_A run of records_:
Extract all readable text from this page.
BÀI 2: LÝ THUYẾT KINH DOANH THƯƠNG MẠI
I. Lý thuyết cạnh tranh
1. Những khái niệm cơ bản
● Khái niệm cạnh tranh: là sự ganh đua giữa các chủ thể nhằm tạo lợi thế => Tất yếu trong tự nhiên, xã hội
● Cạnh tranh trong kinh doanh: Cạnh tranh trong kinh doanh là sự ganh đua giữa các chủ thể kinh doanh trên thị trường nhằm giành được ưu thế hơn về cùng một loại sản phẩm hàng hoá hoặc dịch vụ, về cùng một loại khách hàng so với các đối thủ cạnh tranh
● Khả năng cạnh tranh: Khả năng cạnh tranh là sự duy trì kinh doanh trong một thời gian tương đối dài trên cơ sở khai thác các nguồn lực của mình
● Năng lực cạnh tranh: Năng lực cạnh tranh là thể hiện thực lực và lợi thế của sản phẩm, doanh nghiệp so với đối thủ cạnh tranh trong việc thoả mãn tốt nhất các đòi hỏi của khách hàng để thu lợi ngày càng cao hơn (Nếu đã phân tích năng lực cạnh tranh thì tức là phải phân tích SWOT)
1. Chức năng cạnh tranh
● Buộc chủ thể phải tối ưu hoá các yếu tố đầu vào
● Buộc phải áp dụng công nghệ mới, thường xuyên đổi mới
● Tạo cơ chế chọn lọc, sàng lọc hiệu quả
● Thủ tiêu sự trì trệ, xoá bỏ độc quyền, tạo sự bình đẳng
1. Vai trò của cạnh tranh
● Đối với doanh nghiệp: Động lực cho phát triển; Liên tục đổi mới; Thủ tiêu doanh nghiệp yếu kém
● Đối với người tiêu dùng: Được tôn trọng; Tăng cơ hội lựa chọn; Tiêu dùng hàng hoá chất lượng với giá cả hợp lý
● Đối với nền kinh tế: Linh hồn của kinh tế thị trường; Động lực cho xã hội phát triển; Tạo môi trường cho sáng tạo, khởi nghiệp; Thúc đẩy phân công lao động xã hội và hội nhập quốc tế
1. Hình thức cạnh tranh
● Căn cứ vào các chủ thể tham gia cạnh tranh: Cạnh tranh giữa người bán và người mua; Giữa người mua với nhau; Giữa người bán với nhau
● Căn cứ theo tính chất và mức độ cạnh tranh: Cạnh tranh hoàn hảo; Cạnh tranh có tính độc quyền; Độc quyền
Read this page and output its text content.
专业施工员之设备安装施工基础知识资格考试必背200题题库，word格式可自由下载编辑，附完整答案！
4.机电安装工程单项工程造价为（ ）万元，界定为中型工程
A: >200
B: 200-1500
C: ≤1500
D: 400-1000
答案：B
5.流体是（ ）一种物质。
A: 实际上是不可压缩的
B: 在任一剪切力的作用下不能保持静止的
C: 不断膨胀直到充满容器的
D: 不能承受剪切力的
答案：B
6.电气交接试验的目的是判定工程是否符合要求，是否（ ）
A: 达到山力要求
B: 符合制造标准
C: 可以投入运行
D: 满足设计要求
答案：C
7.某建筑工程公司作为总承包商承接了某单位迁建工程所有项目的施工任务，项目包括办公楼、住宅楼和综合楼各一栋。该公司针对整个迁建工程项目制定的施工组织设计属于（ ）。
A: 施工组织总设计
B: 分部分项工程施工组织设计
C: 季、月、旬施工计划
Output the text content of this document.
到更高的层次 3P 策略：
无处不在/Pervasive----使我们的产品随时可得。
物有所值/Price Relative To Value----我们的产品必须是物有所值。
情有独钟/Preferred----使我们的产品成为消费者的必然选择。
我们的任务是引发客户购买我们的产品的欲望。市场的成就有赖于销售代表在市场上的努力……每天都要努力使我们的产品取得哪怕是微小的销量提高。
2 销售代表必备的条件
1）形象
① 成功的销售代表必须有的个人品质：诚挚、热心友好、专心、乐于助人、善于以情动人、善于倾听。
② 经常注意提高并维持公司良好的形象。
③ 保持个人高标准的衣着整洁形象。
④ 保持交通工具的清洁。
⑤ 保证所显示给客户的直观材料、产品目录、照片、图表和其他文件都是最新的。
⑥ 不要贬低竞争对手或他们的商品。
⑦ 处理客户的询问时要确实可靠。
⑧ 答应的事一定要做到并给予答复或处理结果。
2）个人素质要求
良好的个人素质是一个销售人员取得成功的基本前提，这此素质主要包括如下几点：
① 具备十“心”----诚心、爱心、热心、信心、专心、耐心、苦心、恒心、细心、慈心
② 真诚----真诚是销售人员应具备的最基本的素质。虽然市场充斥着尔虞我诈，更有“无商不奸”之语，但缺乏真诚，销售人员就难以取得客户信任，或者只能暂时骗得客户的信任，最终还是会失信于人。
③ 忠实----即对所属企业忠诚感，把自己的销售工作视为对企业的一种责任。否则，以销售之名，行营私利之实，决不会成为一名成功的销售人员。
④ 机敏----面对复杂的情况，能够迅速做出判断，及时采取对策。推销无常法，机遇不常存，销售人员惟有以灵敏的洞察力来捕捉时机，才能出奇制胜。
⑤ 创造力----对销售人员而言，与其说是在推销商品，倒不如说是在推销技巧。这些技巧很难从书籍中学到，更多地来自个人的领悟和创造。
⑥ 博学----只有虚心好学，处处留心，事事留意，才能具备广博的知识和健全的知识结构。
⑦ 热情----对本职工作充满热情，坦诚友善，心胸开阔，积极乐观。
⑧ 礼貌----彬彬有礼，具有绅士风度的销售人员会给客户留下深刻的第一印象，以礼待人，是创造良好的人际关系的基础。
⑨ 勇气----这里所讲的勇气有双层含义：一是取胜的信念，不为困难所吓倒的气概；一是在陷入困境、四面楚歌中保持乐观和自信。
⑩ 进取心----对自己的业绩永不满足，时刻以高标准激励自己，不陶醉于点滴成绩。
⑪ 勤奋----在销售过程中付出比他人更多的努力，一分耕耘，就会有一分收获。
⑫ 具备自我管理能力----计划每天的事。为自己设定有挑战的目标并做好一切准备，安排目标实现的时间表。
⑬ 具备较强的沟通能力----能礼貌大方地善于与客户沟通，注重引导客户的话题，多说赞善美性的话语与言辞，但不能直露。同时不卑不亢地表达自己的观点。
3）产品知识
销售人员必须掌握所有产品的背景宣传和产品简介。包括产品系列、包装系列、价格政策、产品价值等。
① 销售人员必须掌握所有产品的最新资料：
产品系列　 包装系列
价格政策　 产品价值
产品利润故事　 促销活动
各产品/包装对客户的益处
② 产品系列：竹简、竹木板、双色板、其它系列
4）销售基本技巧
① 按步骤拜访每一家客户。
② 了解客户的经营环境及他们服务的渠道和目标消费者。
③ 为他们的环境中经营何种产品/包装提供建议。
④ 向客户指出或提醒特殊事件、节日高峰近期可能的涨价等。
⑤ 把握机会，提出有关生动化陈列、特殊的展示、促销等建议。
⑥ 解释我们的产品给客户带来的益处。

_TASK OBJECTIVE_:
Quote only the lines from the line containing "Output the text content of this document." through the end of the entries, keeping the first and the last.

_EXPECTED OUTPUT_:
Output the text content of this document.
到更高的层次 3P 策略：
无处不在/Pervasive----使我们的产品随时可得。
物有所值/Price Relative To Value----我们的产品必须是物有所值。
情有独钟/Preferred----使我们的产品成为消费者的必然选择。
我们的任务是引发客户购买我们的产品的欲望。市场的成就有赖于销售代表在市场上的努力……每天都要努力使我们的产品取得哪怕是微小的销量提高。
2 销售代表必备的条件
1）形象
① 成功的销售代表必须有的个人品质：诚挚、热心友好、专心、乐于助人、善于以情动人、善于倾听。
② 经常注意提高并维持公司良好的形象。
③ 保持个人高标准的衣着整洁形象。
④ 保持交通工具的清洁。
⑤ 保证所显示给客户的直观材料、产品目录、照片、图表和其他文件都是最新的。
⑥ 不要贬低竞争对手或他们的商品。
⑦ 处理客户的询问时要确实可靠。
⑧ 答应的事一定要做到并给予答复或处理结果。
2）个人素质要求
良好的个人素质是一个销售人员取得成功的基本前提，这此素质主要包括如下几点：
① 具备十“心”----诚心、爱心、热心、信心、专心、耐心、苦心、恒心、细心、慈心
② 真诚----真诚是销售人员应具备的最基本的素质。虽然市场充斥着尔虞我诈，更有“无商不奸”之语，但缺乏真诚，销售人员就难以取得客户信任，或者只能暂时骗得客户的信任，最终还是会失信于人。
③ 忠实----即对所属企业忠诚感，把自己的销售工作视为对企业的一种责任。否则，以销售之名，行营私利之实，决不会成为一名成功的销售人员。
④ 机敏----面对复杂的情况，能够迅速做出判断，及时采取对策。推销无常法，机遇不常存，销售人员惟有以灵敏的洞察力来捕捉时机，才能出奇制胜。
⑤ 创造力----对销售人员而言，与其说是在推销商品，倒不如说是在推销技巧。这些技巧很难从书籍中学到，更多地来自个人的领悟和创造。
⑥ 博学----只有虚心好学，处处留心，事事留意，才能具备广博的知识和健全的知识结构。
⑦ 热情----对本职工作充满热情，坦诚友善，心胸开阔，积极乐观。
⑧ 礼貌----彬彬有礼，具有绅士风度的销售人员会给客户留下深刻的第一印象，以礼待人，是创造良好的人际关系的基础。
⑨ 勇气----这里所讲的勇气有双层含义：一是取胜的信念，不为困难所吓倒的气概；一是在陷入困境、四面楚歌中保持乐观和自信。
⑩ 进取心----对自己的业绩永不满足，时刻以高标准激励自己，不陶醉于点滴成绩。
⑪ 勤奋----在销售过程中付出比他人更多的努力，一分耕耘，就会有一分收获。
⑫ 具备自我管理能力----计划每天的事。为自己设定有挑战的目标并做好一切准备，安排目标实现的时间表。
⑬ 具备较强的沟通能力----能礼貌大方地善于与客户沟通，注重引导客户的话题，多说赞善美性的话语与言辞，但不能直露。同时不卑不亢地表达自己的观点。
3）产品知识
销售人员必须掌握所有产品的背景宣传和产品简介。包括产品系列、包装系列、价格政策、产品价值等。
① 销售人员必须掌握所有产品的最新资料：
产品系列　 包装系列
价格政策　 产品价值
产品利润故事　 促销活动
各产品/包装对客户的益处
② 产品系列：竹简、竹木板、双色板、其它系列
4）销售基本技巧
① 按步骤拜访每一家客户。
② 了解客户的经营环境及他们服务的渠道和目标消费者。
③ 为他们的环境中经营何种产品/包装提供建议。
④ 向客户指出或提醒特殊事件、节日高峰近期可能的涨价等。
⑤ 把握机会，提出有关生动化陈列、特殊的展示、促销等建议。
⑥ 解释我们的产品给客户带来的益处。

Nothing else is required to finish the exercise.